+++ Recorded data +++

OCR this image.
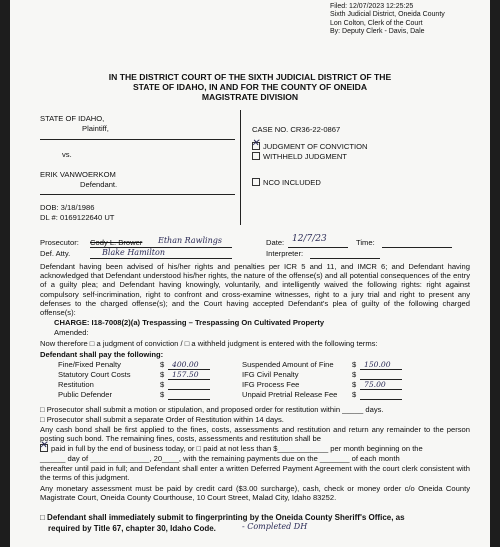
Filed: 12/07/2023 12:25:25
Sixth Judicial District, Oneida County
Lon Colton, Clerk of the Court
By: Deputy Clerk - Davis, Dale
IN THE DISTRICT COURT OF THE SIXTH JUDICIAL DISTRICT OF THE
STATE OF IDAHO, IN AND FOR THE COUNTY OF ONEIDA
MAGISTRATE DIVISION
STATE OF IDAHO,
Plaintiff,
vs.
ERIK VANWOERKOM
Defendant.
DOB: 3/18/1986
DL #: 0169122640 UT
CASE NO. CR36-22-0867
✕ JUDGMENT OF CONVICTION
WITHHELD JUDGMENT
NCO INCLUDED
Prosecutor: Cody L. Brower Ethan Rawlings
Def. Atty.	Blake Hamilton
Date: 12/7/23	Time:
Interpreter:
Defendant having been advised of his/her rights and penalties per ICR 5 and 11, and IMCR 6; and Defendant having acknowledged that Defendant understood his/her rights, the nature of the offense(s) and all potential consequences of the entry of a guilty plea; and Defendant having knowingly, voluntarily, and intelligently waived the following rights: right against compulsory self-incrimination, right to confront and cross-examine witnesses, right to a jury trial and right to present any defenses to the charged offense(s); and the Court having accepted Defendant's plea of guilty of the following charged offense(s):
CHARGE: I18-7008(2)(a) Trespassing – Trespassing On Cultivated Property
Amended:
Now therefore □ a judgment of conviction / □ a withheld judgment is entered with the following terms:
Defendant shall pay the following:
Fine/Fixed Penalty	$	400.00	Suspended Amount of Fine $	150.00
Statutory Court Costs	$	157.50	IFG Civil Penalty	$
Restitution	$	IFG Process Fee	$	75.00
Public Defender	$	Unpaid Pretrial Release Fee $
□ Prosecutor shall submit a motion or stipulation, and proposed order for restitution within _____ days.
□ Prosecutor shall submit a separate Order of Restitution within 14 days.
Any cash bond shall be first applied to the fines, costs, assessments and restitution and return any remainder to the person posting such bond. The remaining fines, costs, assessments and restitution shall be
✕ paid in full by the end of business today, or □ paid at not less than $____________ per month beginning on the
______ day of ______________, 20____, with the remaining payments due on the _______ of each month
thereafter until paid in full; and Defendant shall enter a written Deferred Payment Agreement with the court clerk consistent with the terms of this judgment.
Any monetary assessment must be paid by credit card ($3.00 surcharge), cash, check or money order c/o Oneida County Magistrate Court, Oneida County Courthouse, 10 Court Street, Malad City, Idaho 83252.
□ Defendant shall immediately submit to fingerprinting by the Oneida County Sheriff's Office, as
required by Title 67, chapter 30, Idaho Code.	- Completed DH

+++

• [Work to do] Exclude the images and reproduce the remaining data exactly.

• [Solved problem]
OCR this image.
Filed: 12/07/2023 12:25:25
Sixth Judicial District, Oneida County
Lon Colton, Clerk of the Court
By: Deputy Clerk - Davis, Dale
IN THE DISTRICT COURT OF THE SIXTH JUDICIAL DISTRICT OF THE
STATE OF IDAHO, IN AND FOR THE COUNTY OF ONEIDA
MAGISTRATE DIVISION
STATE OF IDAHO,
Plaintiff,
vs.
ERIK VANWOERKOM
Defendant.
DOB: 3/18/1986
DL #: 0169122640 UT
CASE NO. CR36-22-0867
✕ JUDGMENT OF CONVICTION
WITHHELD JUDGMENT
NCO INCLUDED
Prosecutor: Cody L. Brower Ethan Rawlings
Def. Atty.	Blake Hamilton
Date: 12/7/23	Time:
Interpreter:
Defendant having been advised of his/her rights and penalties per ICR 5 and 11, and IMCR 6; and Defendant having acknowledged that Defendant understood his/her rights, the nature of the offense(s) and all potential consequences of the entry of a guilty plea; and Defendant having knowingly, voluntarily, and intelligently waived the following rights: right against compulsory self-incrimination, right to confront and cross-examine witnesses, right to a jury trial and right to present any defenses to the charged offense(s); and the Court having accepted Defendant's plea of guilty of the following charged offense(s):
CHARGE: I18-7008(2)(a) Trespassing – Trespassing On Cultivated Property
Amended:
Now therefore □ a judgment of conviction / □ a withheld judgment is entered with the following terms:
Defendant shall pay the following:
Fine/Fixed Penalty	$	400.00	Suspended Amount of Fine $	150.00
Statutory Court Costs	$	157.50	IFG Civil Penalty	$
Restitution	$	IFG Process Fee	$	75.00
Public Defender	$	Unpaid Pretrial Release Fee $
□ Prosecutor shall submit a motion or stipulation, and proposed order for restitution within _____ days.
□ Prosecutor shall submit a separate Order of Restitution within 14 days.
Any cash bond shall be first applied to the fines, costs, assessments and restitution and return any remainder to the person posting such bond. The remaining fines, costs, assessments and restitution shall be
✕ paid in full by the end of business today, or □ paid at not less than $____________ per month beginning on the
______ day of ______________, 20____, with the remaining payments due on the _______ of each month
thereafter until paid in full; and Defendant shall enter a written Deferred Payment Agreement with the court clerk consistent with the terms of this judgment.
Any monetary assessment must be paid by credit card ($3.00 surcharge), cash, check or money order c/o Oneida County Magistrate Court, Oneida County Courthouse, 10 Court Street, Malad City, Idaho 83252.
□ Defendant shall immediately submit to fingerprinting by the Oneida County Sheriff's Office, as
required by Title 67, chapter 30, Idaho Code.	- Completed DH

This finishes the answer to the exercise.